INSTRUCTIONS TO FOLLOW
Every record must appear in your copy exactly as written, with no pictures.

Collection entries
## Begin
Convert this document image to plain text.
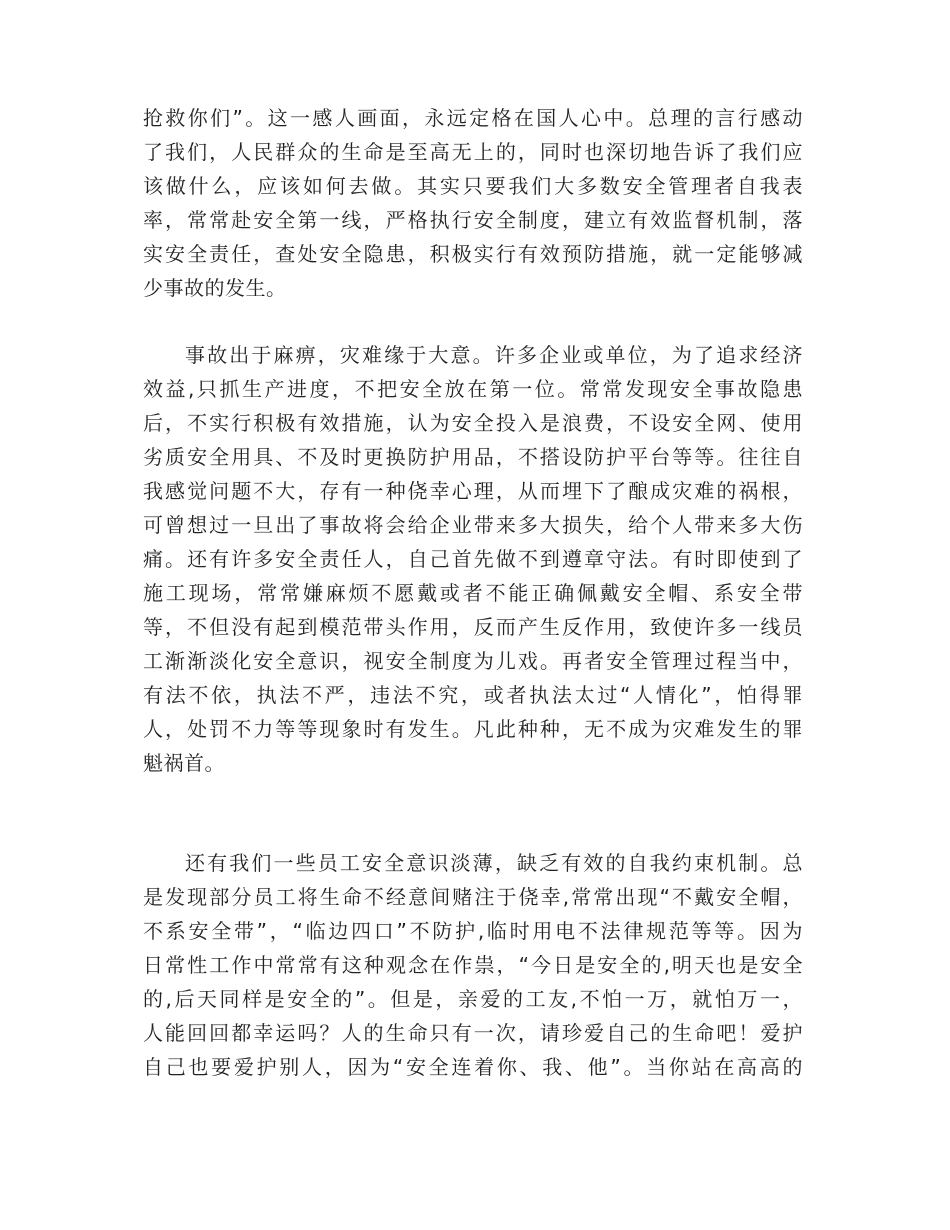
抢救你们”。这一感人画面，永远定格在国人心中。总理的言行感动
了我们，人民群众的生命是至高无上的，同时也深切地告诉了我们应
该做什么，应该如何去做。其实只要我们大多数安全管理者自我表
率，常常赴安全第一线，严格执行安全制度，建立有效监督机制，落
实安全责任，查处安全隐患，积极实行有效预防措施，就一定能够减
少事故的发生。
事故出于麻痹，灾难缘于大意。许多企业或单位，为了追求经济
效益,只抓生产进度，不把安全放在第一位。常常发现安全事故隐患
后，不实行积极有效措施，认为安全投入是浪费，不设安全网、使用
劣质安全用具、不及时更换防护用品，不搭设防护平台等等。往往自
我感觉问题不大，存有一种侥幸心理，从而埋下了酿成灾难的祸根，
可曾想过一旦出了事故将会给企业带来多大损失，给个人带来多大伤
痛。还有许多安全责任人，自己首先做不到遵章守法。有时即使到了
施工现场，常常嫌麻烦不愿戴或者不能正确佩戴安全帽、系安全带
等，不但没有起到模范带头作用，反而产生反作用，致使许多一线员
工渐渐淡化安全意识，视安全制度为儿戏。再者安全管理过程当中，
有法不依，执法不严，违法不究，或者执法太过“人情化”，怕得罪
人，处罚不力等等现象时有发生。凡此种种，无不成为灾难发生的罪
魁祸首。
还有我们一些员工安全意识淡薄，缺乏有效的自我约束机制。总
是发现部分员工将生命不经意间赌注于侥幸,常常出现“不戴安全帽，
不系安全带”，“临边四口”不防护,临时用电不法律规范等等。因为
日常性工作中常常有这种观念在作祟，“今日是安全的,明天也是安全
的,后天同样是安全的”。但是，亲爱的工友,不怕一万，就怕万一，
人能回回都幸运吗？人的生命只有一次，请珍爱自己的生命吧！爱护
自己也要爱护别人，因为“安全连着你、我、他”。当你站在高高的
## End
EXERCISE OUTPUT
Convert this document image to plain text.
抢救你们”。这一感人画面，永远定格在国人心中。总理的言行感动
了我们，人民群众的生命是至高无上的，同时也深切地告诉了我们应
该做什么，应该如何去做。其实只要我们大多数安全管理者自我表
率，常常赴安全第一线，严格执行安全制度，建立有效监督机制，落
实安全责任，查处安全隐患，积极实行有效预防措施，就一定能够减
少事故的发生。
事故出于麻痹，灾难缘于大意。许多企业或单位，为了追求经济
效益,只抓生产进度，不把安全放在第一位。常常发现安全事故隐患
后，不实行积极有效措施，认为安全投入是浪费，不设安全网、使用
劣质安全用具、不及时更换防护用品，不搭设防护平台等等。往往自
我感觉问题不大，存有一种侥幸心理，从而埋下了酿成灾难的祸根，
可曾想过一旦出了事故将会给企业带来多大损失，给个人带来多大伤
痛。还有许多安全责任人，自己首先做不到遵章守法。有时即使到了
施工现场，常常嫌麻烦不愿戴或者不能正确佩戴安全帽、系安全带
等，不但没有起到模范带头作用，反而产生反作用，致使许多一线员
工渐渐淡化安全意识，视安全制度为儿戏。再者安全管理过程当中，
有法不依，执法不严，违法不究，或者执法太过“人情化”，怕得罪
人，处罚不力等等现象时有发生。凡此种种，无不成为灾难发生的罪
魁祸首。
还有我们一些员工安全意识淡薄，缺乏有效的自我约束机制。总
是发现部分员工将生命不经意间赌注于侥幸,常常出现“不戴安全帽，
不系安全带”，“临边四口”不防护,临时用电不法律规范等等。因为
日常性工作中常常有这种观念在作祟，“今日是安全的,明天也是安全
的,后天同样是安全的”。但是，亲爱的工友,不怕一万，就怕万一，
人能回回都幸运吗？人的生命只有一次，请珍爱自己的生命吧！爱护
自己也要爱护别人，因为“安全连着你、我、他”。当你站在高高的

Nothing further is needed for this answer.